Your task >> Return each line containing the string "rows".

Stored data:
--------

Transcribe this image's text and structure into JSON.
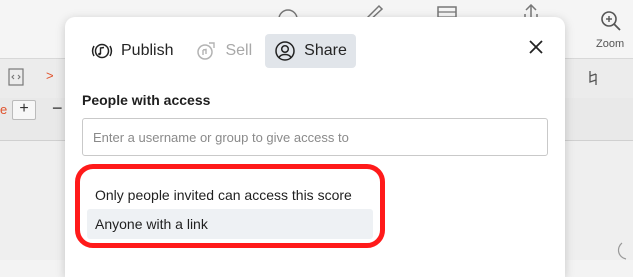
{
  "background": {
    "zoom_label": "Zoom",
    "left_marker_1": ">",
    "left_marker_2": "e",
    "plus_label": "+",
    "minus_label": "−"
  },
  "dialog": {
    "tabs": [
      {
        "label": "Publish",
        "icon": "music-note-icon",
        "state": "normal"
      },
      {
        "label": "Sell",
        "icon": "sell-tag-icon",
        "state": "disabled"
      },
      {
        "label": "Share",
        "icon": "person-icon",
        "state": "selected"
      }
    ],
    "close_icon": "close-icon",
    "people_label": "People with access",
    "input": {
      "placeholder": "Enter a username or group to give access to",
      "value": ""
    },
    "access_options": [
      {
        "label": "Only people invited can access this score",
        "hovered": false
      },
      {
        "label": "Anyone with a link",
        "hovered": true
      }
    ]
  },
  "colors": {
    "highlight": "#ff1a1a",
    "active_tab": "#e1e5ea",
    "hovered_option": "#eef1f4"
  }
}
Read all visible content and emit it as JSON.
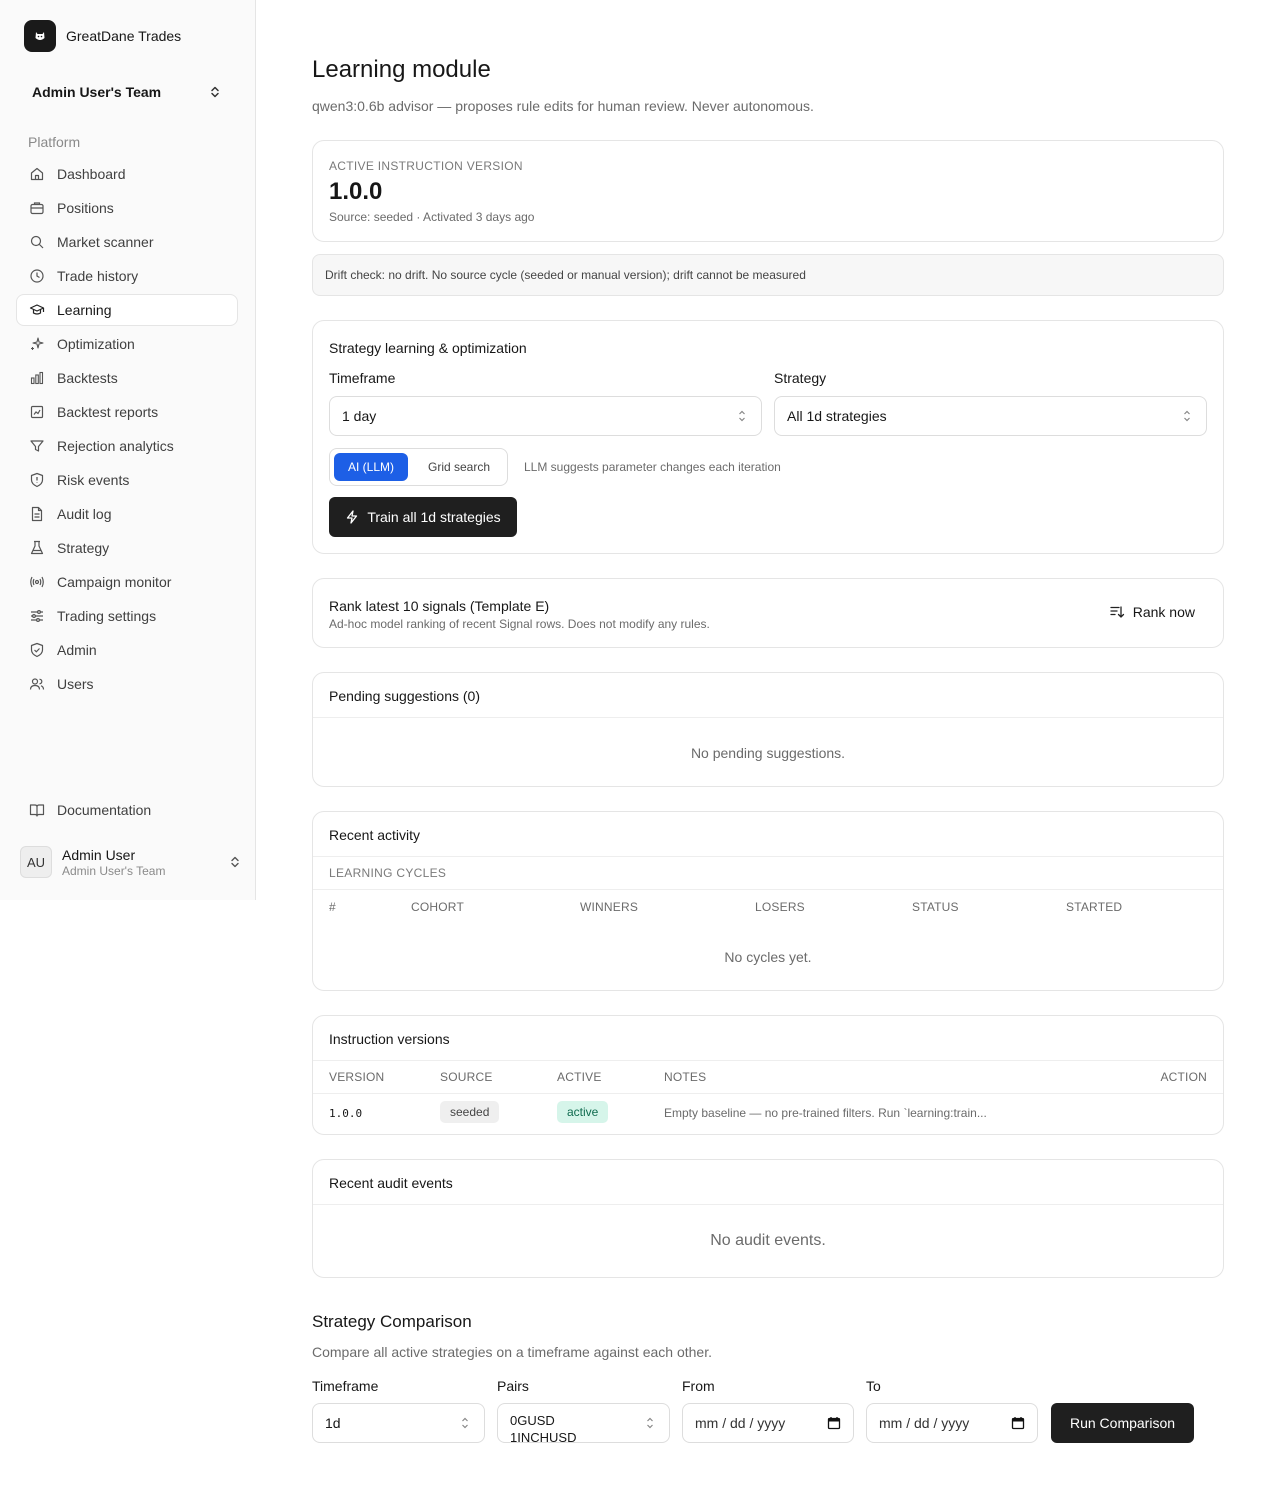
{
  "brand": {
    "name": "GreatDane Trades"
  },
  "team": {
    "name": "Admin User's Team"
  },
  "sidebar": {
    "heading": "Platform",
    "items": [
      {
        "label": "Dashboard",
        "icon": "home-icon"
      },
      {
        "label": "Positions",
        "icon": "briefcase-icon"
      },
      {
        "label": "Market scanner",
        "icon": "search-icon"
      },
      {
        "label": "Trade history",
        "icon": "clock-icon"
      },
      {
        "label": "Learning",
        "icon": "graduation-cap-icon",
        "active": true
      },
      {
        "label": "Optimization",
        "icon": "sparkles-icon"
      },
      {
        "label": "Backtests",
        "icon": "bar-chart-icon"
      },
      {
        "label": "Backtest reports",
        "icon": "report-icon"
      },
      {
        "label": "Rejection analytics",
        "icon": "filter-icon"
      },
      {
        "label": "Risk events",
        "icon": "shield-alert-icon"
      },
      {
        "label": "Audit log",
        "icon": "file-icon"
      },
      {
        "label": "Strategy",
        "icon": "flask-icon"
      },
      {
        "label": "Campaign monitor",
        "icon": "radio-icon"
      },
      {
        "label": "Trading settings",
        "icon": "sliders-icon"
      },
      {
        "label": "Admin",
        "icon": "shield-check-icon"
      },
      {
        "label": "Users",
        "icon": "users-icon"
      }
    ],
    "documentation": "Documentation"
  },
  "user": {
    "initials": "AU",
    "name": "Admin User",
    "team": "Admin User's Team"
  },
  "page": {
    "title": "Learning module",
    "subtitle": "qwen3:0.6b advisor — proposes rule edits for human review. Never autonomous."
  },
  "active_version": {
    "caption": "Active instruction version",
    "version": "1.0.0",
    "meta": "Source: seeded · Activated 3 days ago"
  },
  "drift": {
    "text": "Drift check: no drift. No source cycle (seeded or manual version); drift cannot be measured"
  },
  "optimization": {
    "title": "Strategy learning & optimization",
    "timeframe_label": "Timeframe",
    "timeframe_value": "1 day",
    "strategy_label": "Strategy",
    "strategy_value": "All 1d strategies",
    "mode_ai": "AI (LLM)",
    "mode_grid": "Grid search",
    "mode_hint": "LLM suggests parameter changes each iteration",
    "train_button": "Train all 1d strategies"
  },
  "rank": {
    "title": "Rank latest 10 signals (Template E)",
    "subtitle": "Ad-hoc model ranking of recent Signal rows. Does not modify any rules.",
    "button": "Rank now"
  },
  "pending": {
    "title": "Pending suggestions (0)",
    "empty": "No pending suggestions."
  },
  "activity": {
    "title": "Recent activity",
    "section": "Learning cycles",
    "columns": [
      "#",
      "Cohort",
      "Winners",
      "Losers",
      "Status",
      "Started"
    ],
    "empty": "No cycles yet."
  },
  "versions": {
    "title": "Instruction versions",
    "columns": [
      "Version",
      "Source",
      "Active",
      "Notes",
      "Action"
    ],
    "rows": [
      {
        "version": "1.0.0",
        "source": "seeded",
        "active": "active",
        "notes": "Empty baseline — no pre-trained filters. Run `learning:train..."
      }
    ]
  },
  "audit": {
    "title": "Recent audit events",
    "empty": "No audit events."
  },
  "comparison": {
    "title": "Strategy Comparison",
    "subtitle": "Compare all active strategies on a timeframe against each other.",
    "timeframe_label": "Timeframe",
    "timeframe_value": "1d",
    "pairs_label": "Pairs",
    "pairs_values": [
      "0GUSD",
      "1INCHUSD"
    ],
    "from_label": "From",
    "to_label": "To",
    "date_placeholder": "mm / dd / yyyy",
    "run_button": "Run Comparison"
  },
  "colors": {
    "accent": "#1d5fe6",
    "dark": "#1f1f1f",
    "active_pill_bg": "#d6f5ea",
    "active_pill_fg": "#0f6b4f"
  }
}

--------

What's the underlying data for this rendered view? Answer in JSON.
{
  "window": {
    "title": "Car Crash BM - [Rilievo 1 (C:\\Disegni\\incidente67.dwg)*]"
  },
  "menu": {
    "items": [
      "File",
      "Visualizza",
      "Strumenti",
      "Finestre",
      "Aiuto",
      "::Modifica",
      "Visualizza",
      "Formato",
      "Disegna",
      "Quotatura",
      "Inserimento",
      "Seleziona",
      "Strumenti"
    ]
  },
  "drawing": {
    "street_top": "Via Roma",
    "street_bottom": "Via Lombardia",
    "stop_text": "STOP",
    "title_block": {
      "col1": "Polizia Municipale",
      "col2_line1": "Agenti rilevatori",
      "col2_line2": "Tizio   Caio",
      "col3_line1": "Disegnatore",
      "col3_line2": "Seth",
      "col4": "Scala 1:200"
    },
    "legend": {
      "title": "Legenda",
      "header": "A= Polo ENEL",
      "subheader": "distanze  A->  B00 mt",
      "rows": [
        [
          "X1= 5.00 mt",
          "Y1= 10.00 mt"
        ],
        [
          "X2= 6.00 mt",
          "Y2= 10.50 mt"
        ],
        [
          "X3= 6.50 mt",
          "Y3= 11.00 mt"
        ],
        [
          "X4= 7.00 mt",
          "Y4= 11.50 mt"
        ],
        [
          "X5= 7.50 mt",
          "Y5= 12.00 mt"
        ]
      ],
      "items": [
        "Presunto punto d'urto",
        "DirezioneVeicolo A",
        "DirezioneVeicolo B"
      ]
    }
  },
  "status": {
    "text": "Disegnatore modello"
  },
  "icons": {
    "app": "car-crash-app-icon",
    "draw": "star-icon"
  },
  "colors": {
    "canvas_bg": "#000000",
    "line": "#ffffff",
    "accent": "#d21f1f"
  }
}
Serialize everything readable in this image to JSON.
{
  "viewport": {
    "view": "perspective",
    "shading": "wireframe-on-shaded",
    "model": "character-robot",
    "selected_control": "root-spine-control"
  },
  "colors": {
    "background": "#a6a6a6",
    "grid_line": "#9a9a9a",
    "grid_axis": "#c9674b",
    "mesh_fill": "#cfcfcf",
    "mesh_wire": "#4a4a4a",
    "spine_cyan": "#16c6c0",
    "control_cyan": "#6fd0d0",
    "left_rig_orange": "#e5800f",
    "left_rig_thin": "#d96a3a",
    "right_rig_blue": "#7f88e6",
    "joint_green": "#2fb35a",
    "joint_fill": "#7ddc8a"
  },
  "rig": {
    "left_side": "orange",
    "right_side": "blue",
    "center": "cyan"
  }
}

--------

Answer in full >>
    "subtitle": "Ad-hoc model ranking of recent Signal rows. Does not modify any rules.",
    "rows": [
      "rows": [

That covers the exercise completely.